[Records about charts and figures]
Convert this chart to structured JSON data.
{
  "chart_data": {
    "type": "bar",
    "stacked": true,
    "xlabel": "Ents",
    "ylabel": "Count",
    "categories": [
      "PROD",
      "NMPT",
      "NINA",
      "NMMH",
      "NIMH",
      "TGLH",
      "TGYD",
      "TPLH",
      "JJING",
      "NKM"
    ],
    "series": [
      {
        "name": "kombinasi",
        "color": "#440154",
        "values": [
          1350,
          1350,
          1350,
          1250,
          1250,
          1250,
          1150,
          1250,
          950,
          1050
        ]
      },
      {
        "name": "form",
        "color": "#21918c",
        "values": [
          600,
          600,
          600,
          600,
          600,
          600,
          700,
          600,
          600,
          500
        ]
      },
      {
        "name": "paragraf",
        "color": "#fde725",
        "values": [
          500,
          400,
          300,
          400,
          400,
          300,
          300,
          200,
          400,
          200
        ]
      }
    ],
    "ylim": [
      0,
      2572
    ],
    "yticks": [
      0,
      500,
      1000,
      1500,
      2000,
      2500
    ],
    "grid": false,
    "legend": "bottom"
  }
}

==

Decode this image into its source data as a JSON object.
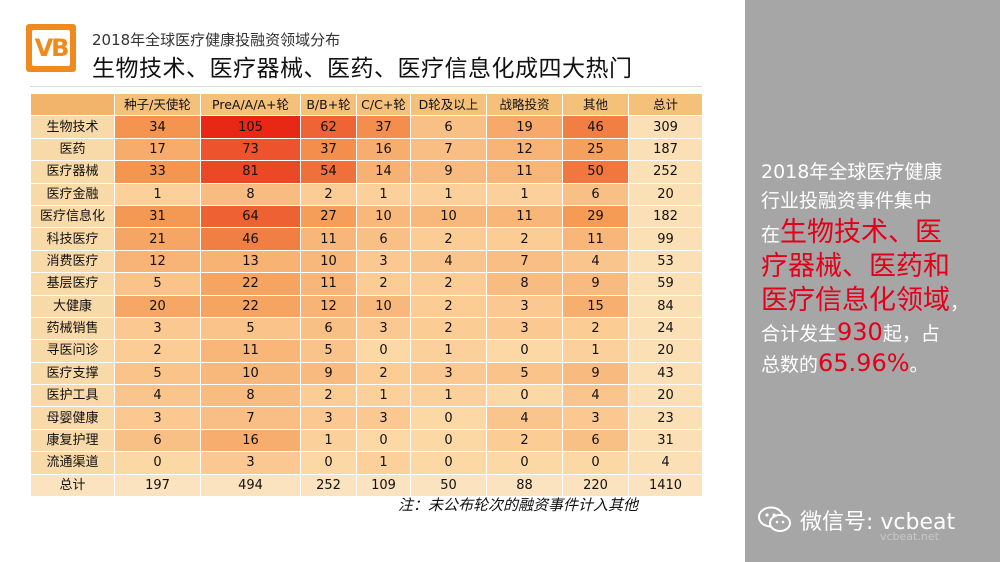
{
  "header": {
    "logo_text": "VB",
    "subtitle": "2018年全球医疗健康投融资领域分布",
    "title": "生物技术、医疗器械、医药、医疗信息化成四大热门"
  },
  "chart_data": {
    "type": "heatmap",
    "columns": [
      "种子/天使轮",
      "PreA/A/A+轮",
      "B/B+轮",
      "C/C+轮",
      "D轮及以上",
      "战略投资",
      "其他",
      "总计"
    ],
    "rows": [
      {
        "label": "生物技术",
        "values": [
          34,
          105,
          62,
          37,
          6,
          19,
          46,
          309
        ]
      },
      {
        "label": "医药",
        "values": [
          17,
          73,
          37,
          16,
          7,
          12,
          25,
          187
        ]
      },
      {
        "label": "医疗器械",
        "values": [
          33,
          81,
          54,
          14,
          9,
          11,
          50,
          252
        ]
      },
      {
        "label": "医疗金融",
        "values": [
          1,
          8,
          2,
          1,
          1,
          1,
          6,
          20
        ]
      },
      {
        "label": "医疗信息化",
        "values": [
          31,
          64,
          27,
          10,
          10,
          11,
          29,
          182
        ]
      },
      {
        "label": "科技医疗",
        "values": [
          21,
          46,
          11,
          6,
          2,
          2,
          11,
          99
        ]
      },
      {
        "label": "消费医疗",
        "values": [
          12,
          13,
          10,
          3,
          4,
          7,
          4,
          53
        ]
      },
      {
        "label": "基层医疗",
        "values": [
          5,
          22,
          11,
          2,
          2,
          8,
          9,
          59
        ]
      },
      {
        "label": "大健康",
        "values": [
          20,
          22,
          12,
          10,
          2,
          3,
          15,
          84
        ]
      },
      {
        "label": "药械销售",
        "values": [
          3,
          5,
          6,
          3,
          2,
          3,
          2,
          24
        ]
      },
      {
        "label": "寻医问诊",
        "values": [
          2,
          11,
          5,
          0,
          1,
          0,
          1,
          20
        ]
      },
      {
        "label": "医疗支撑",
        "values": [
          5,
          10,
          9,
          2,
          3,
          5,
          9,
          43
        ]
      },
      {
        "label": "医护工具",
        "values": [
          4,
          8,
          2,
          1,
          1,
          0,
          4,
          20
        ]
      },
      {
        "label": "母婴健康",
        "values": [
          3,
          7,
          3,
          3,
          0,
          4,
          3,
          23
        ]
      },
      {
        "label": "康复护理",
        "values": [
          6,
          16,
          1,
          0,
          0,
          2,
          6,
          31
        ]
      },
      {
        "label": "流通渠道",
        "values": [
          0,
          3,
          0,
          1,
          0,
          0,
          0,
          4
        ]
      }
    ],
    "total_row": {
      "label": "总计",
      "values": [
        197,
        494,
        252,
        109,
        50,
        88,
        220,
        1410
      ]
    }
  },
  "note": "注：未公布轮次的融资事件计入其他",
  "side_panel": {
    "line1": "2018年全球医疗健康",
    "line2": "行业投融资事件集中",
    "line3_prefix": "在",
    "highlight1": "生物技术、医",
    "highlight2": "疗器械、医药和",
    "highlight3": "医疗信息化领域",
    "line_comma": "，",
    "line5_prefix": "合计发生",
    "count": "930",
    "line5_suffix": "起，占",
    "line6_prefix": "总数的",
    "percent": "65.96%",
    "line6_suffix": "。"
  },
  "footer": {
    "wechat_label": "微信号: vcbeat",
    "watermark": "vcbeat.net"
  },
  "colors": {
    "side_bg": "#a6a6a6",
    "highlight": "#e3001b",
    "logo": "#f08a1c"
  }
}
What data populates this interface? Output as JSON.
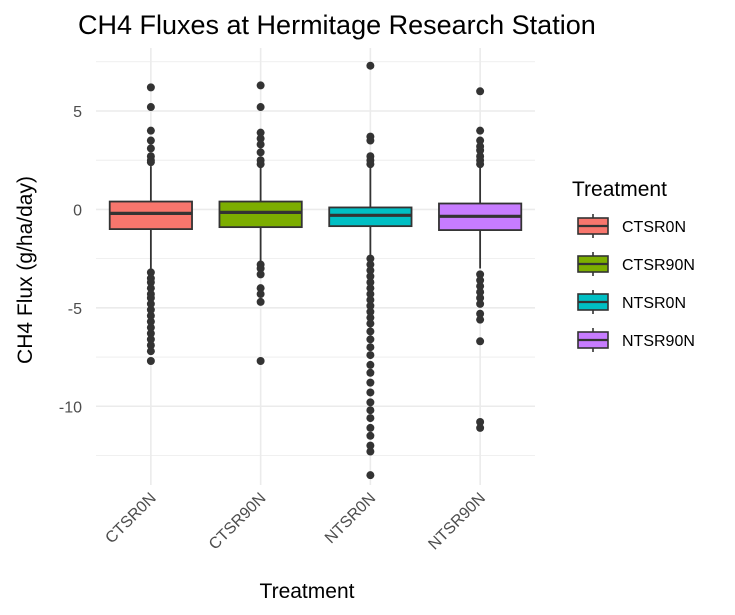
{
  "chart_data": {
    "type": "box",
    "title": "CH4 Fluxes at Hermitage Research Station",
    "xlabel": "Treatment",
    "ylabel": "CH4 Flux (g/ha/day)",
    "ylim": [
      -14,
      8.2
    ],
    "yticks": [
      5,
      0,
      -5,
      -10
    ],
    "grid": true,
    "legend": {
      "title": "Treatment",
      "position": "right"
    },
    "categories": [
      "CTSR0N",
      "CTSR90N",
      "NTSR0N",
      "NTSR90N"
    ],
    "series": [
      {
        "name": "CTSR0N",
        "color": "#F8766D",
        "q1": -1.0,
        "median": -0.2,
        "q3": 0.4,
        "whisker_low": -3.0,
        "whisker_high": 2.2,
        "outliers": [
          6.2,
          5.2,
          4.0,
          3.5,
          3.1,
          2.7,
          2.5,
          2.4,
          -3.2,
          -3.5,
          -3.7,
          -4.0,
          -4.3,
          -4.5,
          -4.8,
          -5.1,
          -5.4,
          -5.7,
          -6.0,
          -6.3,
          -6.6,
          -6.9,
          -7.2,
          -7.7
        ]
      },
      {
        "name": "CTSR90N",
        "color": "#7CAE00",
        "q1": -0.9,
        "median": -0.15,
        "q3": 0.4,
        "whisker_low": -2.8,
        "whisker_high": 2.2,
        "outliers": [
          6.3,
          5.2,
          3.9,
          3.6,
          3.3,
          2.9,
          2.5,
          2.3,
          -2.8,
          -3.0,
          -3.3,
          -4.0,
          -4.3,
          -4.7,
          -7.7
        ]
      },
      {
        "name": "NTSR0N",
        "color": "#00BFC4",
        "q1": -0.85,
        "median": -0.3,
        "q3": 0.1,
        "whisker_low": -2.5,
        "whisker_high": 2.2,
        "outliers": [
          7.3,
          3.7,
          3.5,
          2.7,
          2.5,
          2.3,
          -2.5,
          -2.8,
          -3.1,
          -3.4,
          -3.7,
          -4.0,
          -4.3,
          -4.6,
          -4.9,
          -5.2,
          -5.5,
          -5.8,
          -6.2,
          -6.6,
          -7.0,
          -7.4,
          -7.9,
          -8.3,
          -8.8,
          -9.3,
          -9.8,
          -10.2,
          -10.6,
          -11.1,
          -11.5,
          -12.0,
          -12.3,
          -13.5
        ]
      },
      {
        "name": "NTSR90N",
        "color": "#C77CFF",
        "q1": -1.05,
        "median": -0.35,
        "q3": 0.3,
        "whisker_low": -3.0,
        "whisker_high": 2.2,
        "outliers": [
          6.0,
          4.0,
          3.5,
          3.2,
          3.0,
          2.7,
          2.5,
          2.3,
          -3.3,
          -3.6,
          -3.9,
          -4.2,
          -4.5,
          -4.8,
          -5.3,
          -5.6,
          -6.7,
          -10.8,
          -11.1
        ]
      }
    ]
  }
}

What to produce =>
Your task is to collect every line above that contains the word "医疗器械".

Exercise output =>
    "title": "生物技术、医疗器械、医药、医疗信息化成四大热门"
        "label": "医疗器械",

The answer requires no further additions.